═══ EXTRACTED ENTRIES ═══

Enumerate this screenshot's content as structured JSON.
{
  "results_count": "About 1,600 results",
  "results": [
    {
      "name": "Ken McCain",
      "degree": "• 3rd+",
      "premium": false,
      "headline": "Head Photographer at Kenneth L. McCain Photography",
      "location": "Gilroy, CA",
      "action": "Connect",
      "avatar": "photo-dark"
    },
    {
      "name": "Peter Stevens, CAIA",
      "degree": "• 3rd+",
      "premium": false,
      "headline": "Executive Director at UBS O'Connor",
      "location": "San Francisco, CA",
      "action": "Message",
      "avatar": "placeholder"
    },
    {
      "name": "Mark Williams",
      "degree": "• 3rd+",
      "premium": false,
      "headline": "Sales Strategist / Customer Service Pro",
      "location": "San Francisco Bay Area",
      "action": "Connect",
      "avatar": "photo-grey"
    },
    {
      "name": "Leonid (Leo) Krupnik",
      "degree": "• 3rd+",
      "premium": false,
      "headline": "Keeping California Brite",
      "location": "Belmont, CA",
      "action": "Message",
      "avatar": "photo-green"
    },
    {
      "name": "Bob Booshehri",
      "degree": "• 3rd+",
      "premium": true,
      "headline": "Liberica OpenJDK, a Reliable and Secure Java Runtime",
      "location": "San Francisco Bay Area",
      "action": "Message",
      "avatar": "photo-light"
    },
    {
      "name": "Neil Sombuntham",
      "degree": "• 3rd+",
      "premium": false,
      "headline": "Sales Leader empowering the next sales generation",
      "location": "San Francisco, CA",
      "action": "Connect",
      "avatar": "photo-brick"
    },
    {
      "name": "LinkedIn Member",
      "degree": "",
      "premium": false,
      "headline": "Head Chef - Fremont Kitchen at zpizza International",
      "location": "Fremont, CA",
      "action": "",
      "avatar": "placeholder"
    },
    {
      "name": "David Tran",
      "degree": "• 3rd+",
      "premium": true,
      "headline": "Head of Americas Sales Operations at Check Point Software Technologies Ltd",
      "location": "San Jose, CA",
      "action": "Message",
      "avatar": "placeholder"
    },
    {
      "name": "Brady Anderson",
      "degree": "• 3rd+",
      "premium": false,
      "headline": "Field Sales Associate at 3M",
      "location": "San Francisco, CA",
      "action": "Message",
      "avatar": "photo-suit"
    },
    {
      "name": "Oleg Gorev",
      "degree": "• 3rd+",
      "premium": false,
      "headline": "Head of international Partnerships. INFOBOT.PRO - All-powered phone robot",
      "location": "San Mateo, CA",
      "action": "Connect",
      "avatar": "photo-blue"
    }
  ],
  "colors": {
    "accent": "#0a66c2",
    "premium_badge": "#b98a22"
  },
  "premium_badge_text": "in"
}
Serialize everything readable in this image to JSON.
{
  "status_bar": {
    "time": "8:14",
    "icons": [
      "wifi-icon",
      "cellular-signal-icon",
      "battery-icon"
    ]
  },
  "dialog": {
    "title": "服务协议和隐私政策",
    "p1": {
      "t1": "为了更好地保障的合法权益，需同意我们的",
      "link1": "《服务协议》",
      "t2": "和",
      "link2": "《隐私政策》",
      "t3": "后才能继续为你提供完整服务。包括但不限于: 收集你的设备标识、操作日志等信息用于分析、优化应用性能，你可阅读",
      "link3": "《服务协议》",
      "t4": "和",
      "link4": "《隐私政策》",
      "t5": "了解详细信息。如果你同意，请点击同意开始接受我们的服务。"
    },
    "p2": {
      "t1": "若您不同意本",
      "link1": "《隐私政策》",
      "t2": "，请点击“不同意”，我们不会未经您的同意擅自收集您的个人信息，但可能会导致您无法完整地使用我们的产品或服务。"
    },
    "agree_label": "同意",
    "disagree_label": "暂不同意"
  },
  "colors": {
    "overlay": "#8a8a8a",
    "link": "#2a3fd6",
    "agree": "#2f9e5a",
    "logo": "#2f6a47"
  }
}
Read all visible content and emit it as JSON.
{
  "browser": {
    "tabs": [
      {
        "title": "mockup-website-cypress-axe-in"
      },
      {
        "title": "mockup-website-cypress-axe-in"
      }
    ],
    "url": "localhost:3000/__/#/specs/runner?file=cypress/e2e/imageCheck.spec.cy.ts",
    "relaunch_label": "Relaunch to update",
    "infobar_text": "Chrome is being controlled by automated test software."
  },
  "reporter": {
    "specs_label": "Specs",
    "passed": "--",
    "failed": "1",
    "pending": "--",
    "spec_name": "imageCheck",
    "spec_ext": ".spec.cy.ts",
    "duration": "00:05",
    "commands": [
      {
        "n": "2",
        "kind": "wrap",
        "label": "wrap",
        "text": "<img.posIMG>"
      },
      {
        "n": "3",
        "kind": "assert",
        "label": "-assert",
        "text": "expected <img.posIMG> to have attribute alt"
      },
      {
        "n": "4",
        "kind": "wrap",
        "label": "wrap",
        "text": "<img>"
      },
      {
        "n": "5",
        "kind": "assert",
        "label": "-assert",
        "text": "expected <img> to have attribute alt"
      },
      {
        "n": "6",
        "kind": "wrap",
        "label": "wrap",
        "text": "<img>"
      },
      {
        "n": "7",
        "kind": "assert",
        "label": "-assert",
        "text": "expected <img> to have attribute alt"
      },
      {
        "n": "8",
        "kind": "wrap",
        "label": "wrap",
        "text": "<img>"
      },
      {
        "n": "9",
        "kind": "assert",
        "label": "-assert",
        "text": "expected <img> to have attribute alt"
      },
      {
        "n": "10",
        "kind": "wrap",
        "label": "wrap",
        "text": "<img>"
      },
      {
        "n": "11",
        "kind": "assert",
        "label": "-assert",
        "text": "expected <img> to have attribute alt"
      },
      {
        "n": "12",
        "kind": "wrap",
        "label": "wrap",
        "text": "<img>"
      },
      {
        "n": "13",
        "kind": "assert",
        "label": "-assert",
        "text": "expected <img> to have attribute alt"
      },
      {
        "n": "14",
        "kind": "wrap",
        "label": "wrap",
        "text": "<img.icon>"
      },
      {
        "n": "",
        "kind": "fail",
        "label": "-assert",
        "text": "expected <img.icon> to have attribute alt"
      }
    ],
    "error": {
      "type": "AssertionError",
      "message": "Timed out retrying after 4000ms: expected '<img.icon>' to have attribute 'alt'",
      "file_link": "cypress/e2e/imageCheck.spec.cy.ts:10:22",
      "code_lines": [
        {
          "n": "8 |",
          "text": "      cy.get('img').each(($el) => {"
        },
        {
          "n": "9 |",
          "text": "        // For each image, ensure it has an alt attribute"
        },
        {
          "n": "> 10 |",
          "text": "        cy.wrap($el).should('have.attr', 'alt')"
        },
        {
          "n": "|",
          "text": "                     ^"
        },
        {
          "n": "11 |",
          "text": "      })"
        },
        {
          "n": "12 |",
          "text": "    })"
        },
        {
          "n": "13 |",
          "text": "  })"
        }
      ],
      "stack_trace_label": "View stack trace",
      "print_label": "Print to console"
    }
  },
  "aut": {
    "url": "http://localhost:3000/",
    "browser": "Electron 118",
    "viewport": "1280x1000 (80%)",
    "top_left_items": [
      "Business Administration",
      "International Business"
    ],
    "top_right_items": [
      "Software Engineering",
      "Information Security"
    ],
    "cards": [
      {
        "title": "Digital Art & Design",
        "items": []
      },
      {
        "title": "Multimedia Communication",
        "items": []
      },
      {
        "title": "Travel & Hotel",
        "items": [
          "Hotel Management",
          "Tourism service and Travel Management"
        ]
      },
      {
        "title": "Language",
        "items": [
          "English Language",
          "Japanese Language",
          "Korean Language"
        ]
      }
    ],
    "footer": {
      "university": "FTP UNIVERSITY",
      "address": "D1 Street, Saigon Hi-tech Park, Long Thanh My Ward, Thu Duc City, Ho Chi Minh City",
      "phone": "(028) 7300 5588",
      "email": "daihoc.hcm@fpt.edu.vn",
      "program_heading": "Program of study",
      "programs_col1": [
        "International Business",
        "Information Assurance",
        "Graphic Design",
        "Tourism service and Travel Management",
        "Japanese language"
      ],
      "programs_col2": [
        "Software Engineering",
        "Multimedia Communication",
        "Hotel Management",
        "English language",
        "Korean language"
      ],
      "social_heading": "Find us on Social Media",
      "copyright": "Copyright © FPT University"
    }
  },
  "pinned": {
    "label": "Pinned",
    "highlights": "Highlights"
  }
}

═══

## REQUEST:
Report back each line of the entries that holds the string "McCain".

## ANSWER FOR THE TASK:
      "name": "Ken McCain",
      "headline": "Head Photographer at Kenneth L. McCain Photography",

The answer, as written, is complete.